(Saved data entries)
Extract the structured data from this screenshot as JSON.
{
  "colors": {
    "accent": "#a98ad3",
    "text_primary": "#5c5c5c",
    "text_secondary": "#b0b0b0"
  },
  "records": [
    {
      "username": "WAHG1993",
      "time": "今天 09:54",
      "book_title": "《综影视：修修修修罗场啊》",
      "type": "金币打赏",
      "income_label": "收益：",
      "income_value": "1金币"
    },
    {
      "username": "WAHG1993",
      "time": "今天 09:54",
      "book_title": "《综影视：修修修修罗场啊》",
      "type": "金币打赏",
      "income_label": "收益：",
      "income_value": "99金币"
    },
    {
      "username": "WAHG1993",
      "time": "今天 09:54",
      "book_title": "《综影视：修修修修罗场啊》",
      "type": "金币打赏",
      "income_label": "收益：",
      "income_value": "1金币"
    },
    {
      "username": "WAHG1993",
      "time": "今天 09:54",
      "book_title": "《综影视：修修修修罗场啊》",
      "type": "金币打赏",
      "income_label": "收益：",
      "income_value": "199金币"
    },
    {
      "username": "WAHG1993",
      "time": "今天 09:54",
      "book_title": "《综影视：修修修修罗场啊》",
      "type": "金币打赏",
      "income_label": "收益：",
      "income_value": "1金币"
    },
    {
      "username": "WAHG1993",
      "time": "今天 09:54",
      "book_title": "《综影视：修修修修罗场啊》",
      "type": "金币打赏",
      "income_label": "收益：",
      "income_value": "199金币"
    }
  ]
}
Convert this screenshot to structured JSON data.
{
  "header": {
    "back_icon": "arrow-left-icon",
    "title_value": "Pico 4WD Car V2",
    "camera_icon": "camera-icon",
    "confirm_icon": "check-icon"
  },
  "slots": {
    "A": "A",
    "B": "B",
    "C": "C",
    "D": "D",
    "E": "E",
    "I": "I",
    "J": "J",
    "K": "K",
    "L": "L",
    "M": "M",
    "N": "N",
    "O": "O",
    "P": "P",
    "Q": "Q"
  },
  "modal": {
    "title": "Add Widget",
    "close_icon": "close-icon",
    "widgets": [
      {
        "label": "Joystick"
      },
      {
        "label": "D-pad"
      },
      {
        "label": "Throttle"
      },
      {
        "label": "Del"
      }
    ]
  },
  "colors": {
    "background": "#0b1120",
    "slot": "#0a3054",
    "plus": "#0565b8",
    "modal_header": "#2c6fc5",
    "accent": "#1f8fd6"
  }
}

■ **Given task**
Send back each record exactly as it stands.

■ **Correct answer**
Extract the structured data from this screenshot as JSON.
{
  "colors": {
    "accent": "#a98ad3",
    "text_primary": "#5c5c5c",
    "text_secondary": "#b0b0b0"
  },
  "records": [
    {
      "username": "WAHG1993",
      "time": "今天 09:54",
      "book_title": "《综影视：修修修修罗场啊》",
      "type": "金币打赏",
      "income_label": "收益：",
      "income_value": "1金币"
    },
    {
      "username": "WAHG1993",
      "time": "今天 09:54",
      "book_title": "《综影视：修修修修罗场啊》",
      "type": "金币打赏",
      "income_label": "收益：",
      "income_value": "99金币"
    },
    {
      "username": "WAHG1993",
      "time": "今天 09:54",
      "book_title": "《综影视：修修修修罗场啊》",
      "type": "金币打赏",
      "income_label": "收益：",
      "income_value": "1金币"
    },
    {
      "username": "WAHG1993",
      "time": "今天 09:54",
      "book_title": "《综影视：修修修修罗场啊》",
      "type": "金币打赏",
      "income_label": "收益：",
      "income_value": "199金币"
    },
    {
      "username": "WAHG1993",
      "time": "今天 09:54",
      "book_title": "《综影视：修修修修罗场啊》",
      "type": "金币打赏",
      "income_label": "收益：",
      "income_value": "1金币"
    },
    {
      "username": "WAHG1993",
      "time": "今天 09:54",
      "book_title": "《综影视：修修修修罗场啊》",
      "type": "金币打赏",
      "income_label": "收益：",
      "income_value": "199金币"
    }
  ]
}
Convert this screenshot to structured JSON data.
{
  "header": {
    "back_icon": "arrow-left-icon",
    "title_value": "Pico 4WD Car V2",
    "camera_icon": "camera-icon",
    "confirm_icon": "check-icon"
  },
  "slots": {
    "A": "A",
    "B": "B",
    "C": "C",
    "D": "D",
    "E": "E",
    "I": "I",
    "J": "J",
    "K": "K",
    "L": "L",
    "M": "M",
    "N": "N",
    "O": "O",
    "P": "P",
    "Q": "Q"
  },
  "modal": {
    "title": "Add Widget",
    "close_icon": "close-icon",
    "widgets": [
      {
        "label": "Joystick"
      },
      {
        "label": "D-pad"
      },
      {
        "label": "Throttle"
      },
      {
        "label": "Del"
      }
    ]
  },
  "colors": {
    "background": "#0b1120",
    "slot": "#0a3054",
    "plus": "#0565b8",
    "modal_header": "#2c6fc5",
    "accent": "#1f8fd6"
  }
}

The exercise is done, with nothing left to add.